The problem: Transcribe all of the data exactly. Omit the pictures.

======

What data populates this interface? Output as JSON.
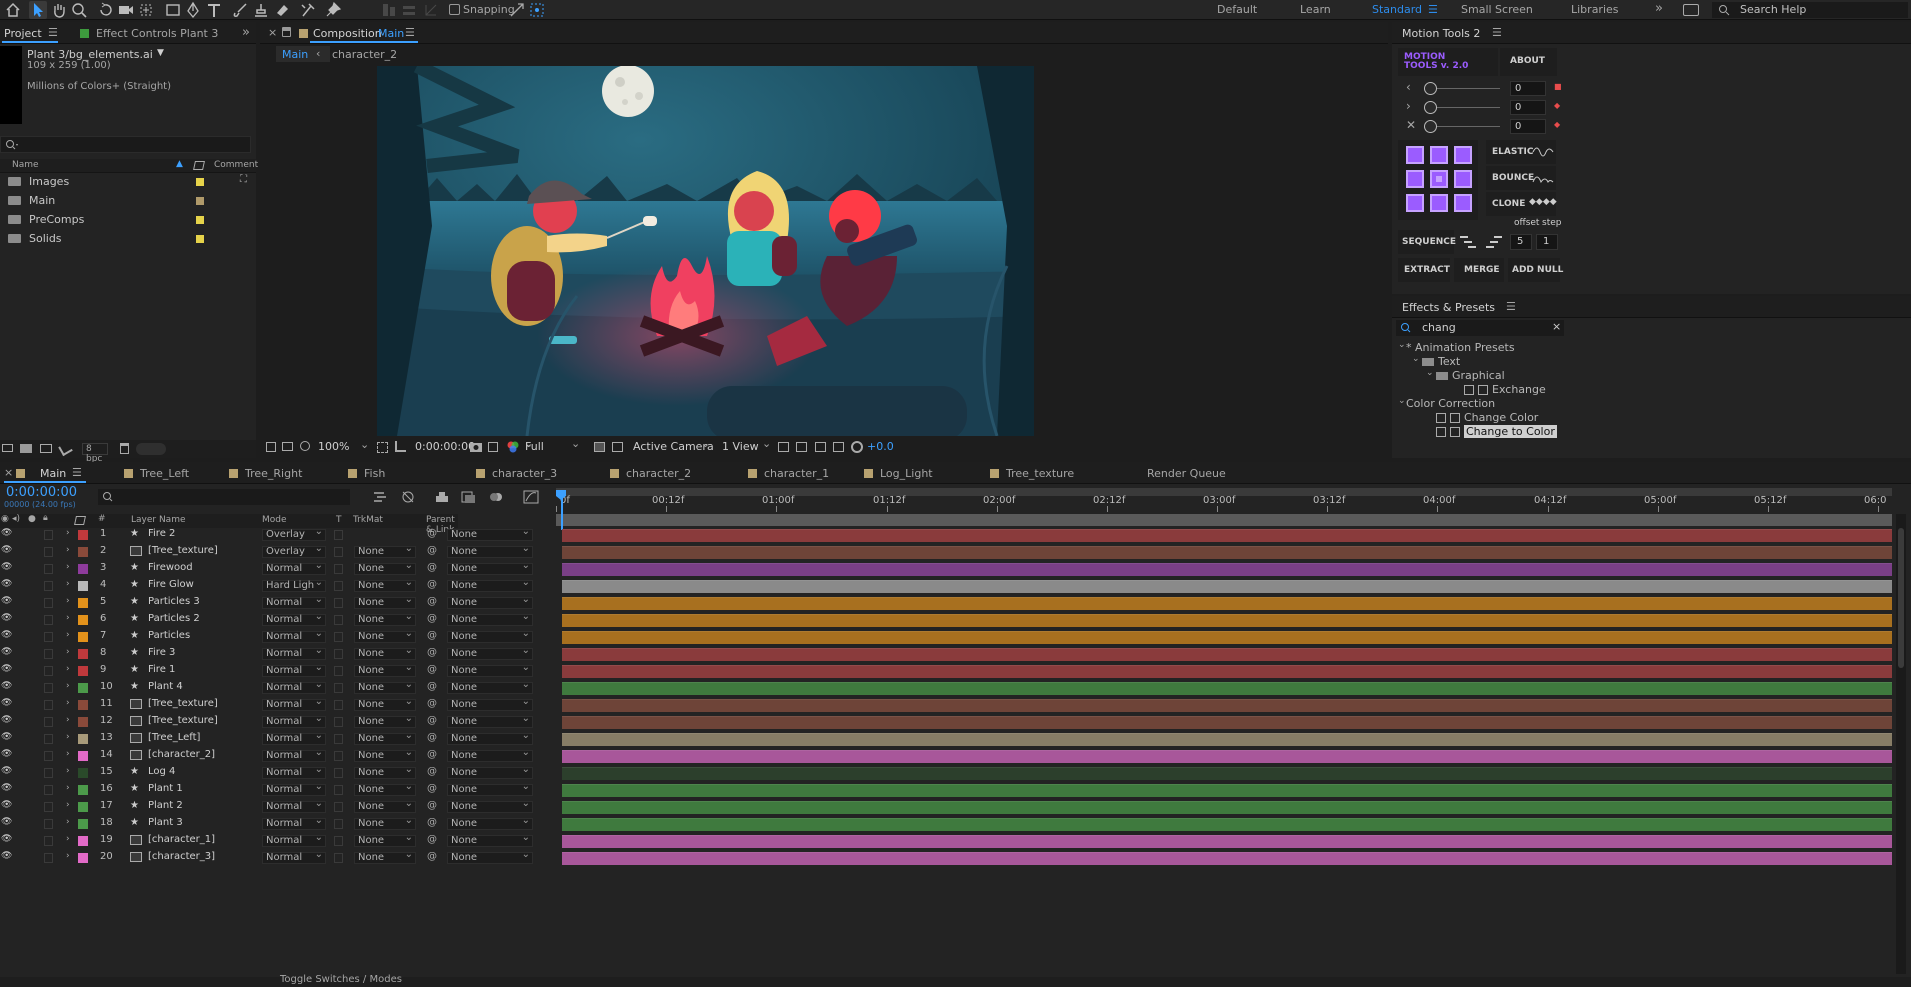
{
  "toolbar": {
    "snapping_label": "Snapping",
    "workspaces": [
      "Default",
      "Learn",
      "Standard",
      "Small Screen",
      "Libraries"
    ],
    "active_workspace": "Standard",
    "search_help_placeholder": "Search Help"
  },
  "project": {
    "tabs": [
      "Project",
      "Effect Controls Plant 3"
    ],
    "selected_item": "Plant 3/bg_elements.ai",
    "item_size": "109 x 259 (1.00)",
    "item_colors": "Millions of Colors+ (Straight)",
    "search_placeholder": "",
    "columns": [
      "Name",
      "Comment"
    ],
    "items": [
      {
        "name": "Images",
        "color": "#e6d34a"
      },
      {
        "name": "Main",
        "color": "#b09a6a"
      },
      {
        "name": "PreComps",
        "color": "#e6d34a"
      },
      {
        "name": "Solids",
        "color": "#e6d34a"
      }
    ],
    "bpc": "8 bpc"
  },
  "composition": {
    "panel_title": "Composition",
    "comp_name": "Main",
    "breadcrumbs": [
      "Main",
      "character_2"
    ],
    "zoom": "100%",
    "timecode": "0:00:00:00",
    "resolution": "Full",
    "camera": "Active Camera",
    "view": "1 View",
    "exposure": "+0.0"
  },
  "motion_tools": {
    "title": "Motion Tools 2",
    "logo_line1": "MOTION",
    "logo_line2": "TOOLS v. 2.0",
    "about": "ABOUT",
    "sliders": [
      {
        "icon": "chevron-left-icon",
        "value": "0"
      },
      {
        "icon": "chevron-right-icon",
        "value": "0"
      },
      {
        "icon": "chevron-both-icon",
        "value": "0"
      }
    ],
    "elastic": "ELASTIC",
    "bounce": "BOUNCE",
    "clone": "CLONE",
    "offset_label": "offset",
    "step_label": "step",
    "sequence": "SEQUENCE",
    "offset_value": "5",
    "step_value": "1",
    "extract": "EXTRACT",
    "merge": "MERGE",
    "add_null": "ADD NULL",
    "accent": "#9b5cff"
  },
  "effects": {
    "title": "Effects & Presets",
    "search_value": "chang",
    "tree": [
      {
        "label": "* Animation Presets",
        "level": 0,
        "type": "group"
      },
      {
        "label": "Text",
        "level": 1,
        "type": "folder"
      },
      {
        "label": "Graphical",
        "level": 2,
        "type": "folder"
      },
      {
        "label": "Exchange",
        "level": 3,
        "type": "preset"
      },
      {
        "label": "Color Correction",
        "level": 0,
        "type": "group"
      },
      {
        "label": "Change Color",
        "level": 1,
        "type": "effect"
      },
      {
        "label": "Change to Color",
        "level": 1,
        "type": "effect",
        "selected": true
      }
    ]
  },
  "timeline": {
    "tabs": [
      "Main",
      "Tree_Left",
      "Tree_Right",
      "Fish",
      "character_3",
      "character_2",
      "character_1",
      "Log_Light",
      "Tree_texture",
      "Render Queue"
    ],
    "timecode": "0:00:00:00",
    "frame_info": "00000 (24.00 fps)",
    "columns": {
      "layer_name": "Layer Name",
      "mode": "Mode",
      "t": "T",
      "trkmat": "TrkMat",
      "parent": "Parent & Link"
    },
    "ruler": [
      "0f",
      "00:12f",
      "01:00f",
      "01:12f",
      "02:00f",
      "02:12f",
      "03:00f",
      "03:12f",
      "04:00f",
      "04:12f",
      "05:00f",
      "05:12f",
      "06:0"
    ],
    "toggle_label": "Toggle Switches / Modes",
    "layers": [
      {
        "num": "1",
        "name": "Fire 2",
        "type": "star",
        "mode": "Overlay",
        "trkmat": "",
        "parent": "None",
        "color": "#c0393c",
        "bar": "#8a3b3c"
      },
      {
        "num": "2",
        "name": "[Tree_texture]",
        "type": "comp",
        "mode": "Overlay",
        "trkmat": "None",
        "parent": "None",
        "color": "#8a4a3a",
        "bar": "#6e4438"
      },
      {
        "num": "3",
        "name": "Firewood",
        "type": "star",
        "mode": "Normal",
        "trkmat": "None",
        "parent": "None",
        "color": "#8e3b9c",
        "bar": "#7a3f86"
      },
      {
        "num": "4",
        "name": "Fire Glow",
        "type": "star",
        "mode": "Hard Ligh",
        "trkmat": "None",
        "parent": "None",
        "color": "#b9b9b9",
        "bar": "#8a8a8a"
      },
      {
        "num": "5",
        "name": "Particles 3",
        "type": "star",
        "mode": "Normal",
        "trkmat": "None",
        "parent": "None",
        "color": "#e3921b",
        "bar": "#a8701f"
      },
      {
        "num": "6",
        "name": "Particles 2",
        "type": "star",
        "mode": "Normal",
        "trkmat": "None",
        "parent": "None",
        "color": "#e3921b",
        "bar": "#a8701f"
      },
      {
        "num": "7",
        "name": "Particles",
        "type": "star",
        "mode": "Normal",
        "trkmat": "None",
        "parent": "None",
        "color": "#e3921b",
        "bar": "#a8701f"
      },
      {
        "num": "8",
        "name": "Fire 3",
        "type": "star",
        "mode": "Normal",
        "trkmat": "None",
        "parent": "None",
        "color": "#c0393c",
        "bar": "#8a3b3c"
      },
      {
        "num": "9",
        "name": "Fire 1",
        "type": "star",
        "mode": "Normal",
        "trkmat": "None",
        "parent": "None",
        "color": "#c0393c",
        "bar": "#8a3b3c"
      },
      {
        "num": "10",
        "name": "Plant 4",
        "type": "star",
        "mode": "Normal",
        "trkmat": "None",
        "parent": "None",
        "color": "#4c9a4a",
        "bar": "#3f7a3e"
      },
      {
        "num": "11",
        "name": "[Tree_texture]",
        "type": "comp",
        "mode": "Normal",
        "trkmat": "None",
        "parent": "None",
        "color": "#8a4a3a",
        "bar": "#6e4438"
      },
      {
        "num": "12",
        "name": "[Tree_texture]",
        "type": "comp",
        "mode": "Normal",
        "trkmat": "None",
        "parent": "None",
        "color": "#8a4a3a",
        "bar": "#6e4438"
      },
      {
        "num": "13",
        "name": "[Tree_Left]",
        "type": "comp",
        "mode": "Normal",
        "trkmat": "None",
        "parent": "None",
        "color": "#a89a7a",
        "bar": "#877d66"
      },
      {
        "num": "14",
        "name": "[character_2]",
        "type": "comp",
        "mode": "Normal",
        "trkmat": "None",
        "parent": "None",
        "color": "#e26ac7",
        "bar": "#a8579a"
      },
      {
        "num": "15",
        "name": "Log 4",
        "type": "star",
        "mode": "Normal",
        "trkmat": "None",
        "parent": "None",
        "color": "#2a4a2a",
        "bar": "#2c3f2c"
      },
      {
        "num": "16",
        "name": "Plant 1",
        "type": "star",
        "mode": "Normal",
        "trkmat": "None",
        "parent": "None",
        "color": "#4c9a4a",
        "bar": "#3f7a3e"
      },
      {
        "num": "17",
        "name": "Plant 2",
        "type": "star",
        "mode": "Normal",
        "trkmat": "None",
        "parent": "None",
        "color": "#4c9a4a",
        "bar": "#3f7a3e"
      },
      {
        "num": "18",
        "name": "Plant 3",
        "type": "star",
        "mode": "Normal",
        "trkmat": "None",
        "parent": "None",
        "color": "#4c9a4a",
        "bar": "#3f7a3e"
      },
      {
        "num": "19",
        "name": "[character_1]",
        "type": "comp",
        "mode": "Normal",
        "trkmat": "None",
        "parent": "None",
        "color": "#e26ac7",
        "bar": "#a8579a"
      },
      {
        "num": "20",
        "name": "[character_3]",
        "type": "comp",
        "mode": "Normal",
        "trkmat": "None",
        "parent": "None",
        "color": "#e26ac7",
        "bar": "#a8579a"
      }
    ]
  }
}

======

The answer:
What data populates this interface? Output as JSON.
{
  "toolbar": {
    "snapping_label": "Snapping",
    "workspaces": [
      "Default",
      "Learn",
      "Standard",
      "Small Screen",
      "Libraries"
    ],
    "active_workspace": "Standard",
    "search_help_placeholder": "Search Help"
  },
  "project": {
    "tabs": [
      "Project",
      "Effect Controls Plant 3"
    ],
    "selected_item": "Plant 3/bg_elements.ai",
    "item_size": "109 x 259 (1.00)",
    "item_colors": "Millions of Colors+ (Straight)",
    "search_placeholder": "",
    "columns": [
      "Name",
      "Comment"
    ],
    "items": [
      {
        "name": "Images",
        "color": "#e6d34a"
      },
      {
        "name": "Main",
        "color": "#b09a6a"
      },
      {
        "name": "PreComps",
        "color": "#e6d34a"
      },
      {
        "name": "Solids",
        "color": "#e6d34a"
      }
    ],
    "bpc": "8 bpc"
  },
  "composition": {
    "panel_title": "Composition",
    "comp_name": "Main",
    "breadcrumbs": [
      "Main",
      "character_2"
    ],
    "zoom": "100%",
    "timecode": "0:00:00:00",
    "resolution": "Full",
    "camera": "Active Camera",
    "view": "1 View",
    "exposure": "+0.0"
  },
  "motion_tools": {
    "title": "Motion Tools 2",
    "logo_line1": "MOTION",
    "logo_line2": "TOOLS v. 2.0",
    "about": "ABOUT",
    "sliders": [
      {
        "icon": "chevron-left-icon",
        "value": "0"
      },
      {
        "icon": "chevron-right-icon",
        "value": "0"
      },
      {
        "icon": "chevron-both-icon",
        "value": "0"
      }
    ],
    "elastic": "ELASTIC",
    "bounce": "BOUNCE",
    "clone": "CLONE",
    "offset_label": "offset",
    "step_label": "step",
    "sequence": "SEQUENCE",
    "offset_value": "5",
    "step_value": "1",
    "extract": "EXTRACT",
    "merge": "MERGE",
    "add_null": "ADD NULL",
    "accent": "#9b5cff"
  },
  "effects": {
    "title": "Effects & Presets",
    "search_value": "chang",
    "tree": [
      {
        "label": "* Animation Presets",
        "level": 0,
        "type": "group"
      },
      {
        "label": "Text",
        "level": 1,
        "type": "folder"
      },
      {
        "label": "Graphical",
        "level": 2,
        "type": "folder"
      },
      {
        "label": "Exchange",
        "level": 3,
        "type": "preset"
      },
      {
        "label": "Color Correction",
        "level": 0,
        "type": "group"
      },
      {
        "label": "Change Color",
        "level": 1,
        "type": "effect"
      },
      {
        "label": "Change to Color",
        "level": 1,
        "type": "effect",
        "selected": true
      }
    ]
  },
  "timeline": {
    "tabs": [
      "Main",
      "Tree_Left",
      "Tree_Right",
      "Fish",
      "character_3",
      "character_2",
      "character_1",
      "Log_Light",
      "Tree_texture",
      "Render Queue"
    ],
    "timecode": "0:00:00:00",
    "frame_info": "00000 (24.00 fps)",
    "columns": {
      "layer_name": "Layer Name",
      "mode": "Mode",
      "t": "T",
      "trkmat": "TrkMat",
      "parent": "Parent & Link"
    },
    "ruler": [
      "0f",
      "00:12f",
      "01:00f",
      "01:12f",
      "02:00f",
      "02:12f",
      "03:00f",
      "03:12f",
      "04:00f",
      "04:12f",
      "05:00f",
      "05:12f",
      "06:0"
    ],
    "toggle_label": "Toggle Switches / Modes",
    "layers": [
      {
        "num": "1",
        "name": "Fire 2",
        "type": "star",
        "mode": "Overlay",
        "trkmat": "",
        "parent": "None",
        "color": "#c0393c",
        "bar": "#8a3b3c"
      },
      {
        "num": "2",
        "name": "[Tree_texture]",
        "type": "comp",
        "mode": "Overlay",
        "trkmat": "None",
        "parent": "None",
        "color": "#8a4a3a",
        "bar": "#6e4438"
      },
      {
        "num": "3",
        "name": "Firewood",
        "type": "star",
        "mode": "Normal",
        "trkmat": "None",
        "parent": "None",
        "color": "#8e3b9c",
        "bar": "#7a3f86"
      },
      {
        "num": "4",
        "name": "Fire Glow",
        "type": "star",
        "mode": "Hard Ligh",
        "trkmat": "None",
        "parent": "None",
        "color": "#b9b9b9",
        "bar": "#8a8a8a"
      },
      {
        "num": "5",
        "name": "Particles 3",
        "type": "star",
        "mode": "Normal",
        "trkmat": "None",
        "parent": "None",
        "color": "#e3921b",
        "bar": "#a8701f"
      },
      {
        "num": "6",
        "name": "Particles 2",
        "type": "star",
        "mode": "Normal",
        "trkmat": "None",
        "parent": "None",
        "color": "#e3921b",
        "bar": "#a8701f"
      },
      {
        "num": "7",
        "name": "Particles",
        "type": "star",
        "mode": "Normal",
        "trkmat": "None",
        "parent": "None",
        "color": "#e3921b",
        "bar": "#a8701f"
      },
      {
        "num": "8",
        "name": "Fire 3",
        "type": "star",
        "mode": "Normal",
        "trkmat": "None",
        "parent": "None",
        "color": "#c0393c",
        "bar": "#8a3b3c"
      },
      {
        "num": "9",
        "name": "Fire 1",
        "type": "star",
        "mode": "Normal",
        "trkmat": "None",
        "parent": "None",
        "color": "#c0393c",
        "bar": "#8a3b3c"
      },
      {
        "num": "10",
        "name": "Plant 4",
        "type": "star",
        "mode": "Normal",
        "trkmat": "None",
        "parent": "None",
        "color": "#4c9a4a",
        "bar": "#3f7a3e"
      },
      {
        "num": "11",
        "name": "[Tree_texture]",
        "type": "comp",
        "mode": "Normal",
        "trkmat": "None",
        "parent": "None",
        "color": "#8a4a3a",
        "bar": "#6e4438"
      },
      {
        "num": "12",
        "name": "[Tree_texture]",
        "type": "comp",
        "mode": "Normal",
        "trkmat": "None",
        "parent": "None",
        "color": "#8a4a3a",
        "bar": "#6e4438"
      },
      {
        "num": "13",
        "name": "[Tree_Left]",
        "type": "comp",
        "mode": "Normal",
        "trkmat": "None",
        "parent": "None",
        "color": "#a89a7a",
        "bar": "#877d66"
      },
      {
        "num": "14",
        "name": "[character_2]",
        "type": "comp",
        "mode": "Normal",
        "trkmat": "None",
        "parent": "None",
        "color": "#e26ac7",
        "bar": "#a8579a"
      },
      {
        "num": "15",
        "name": "Log 4",
        "type": "star",
        "mode": "Normal",
        "trkmat": "None",
        "parent": "None",
        "color": "#2a4a2a",
        "bar": "#2c3f2c"
      },
      {
        "num": "16",
        "name": "Plant 1",
        "type": "star",
        "mode": "Normal",
        "trkmat": "None",
        "parent": "None",
        "color": "#4c9a4a",
        "bar": "#3f7a3e"
      },
      {
        "num": "17",
        "name": "Plant 2",
        "type": "star",
        "mode": "Normal",
        "trkmat": "None",
        "parent": "None",
        "color": "#4c9a4a",
        "bar": "#3f7a3e"
      },
      {
        "num": "18",
        "name": "Plant 3",
        "type": "star",
        "mode": "Normal",
        "trkmat": "None",
        "parent": "None",
        "color": "#4c9a4a",
        "bar": "#3f7a3e"
      },
      {
        "num": "19",
        "name": "[character_1]",
        "type": "comp",
        "mode": "Normal",
        "trkmat": "None",
        "parent": "None",
        "color": "#e26ac7",
        "bar": "#a8579a"
      },
      {
        "num": "20",
        "name": "[character_3]",
        "type": "comp",
        "mode": "Normal",
        "trkmat": "None",
        "parent": "None",
        "color": "#e26ac7",
        "bar": "#a8579a"
      }
    ]
  }
}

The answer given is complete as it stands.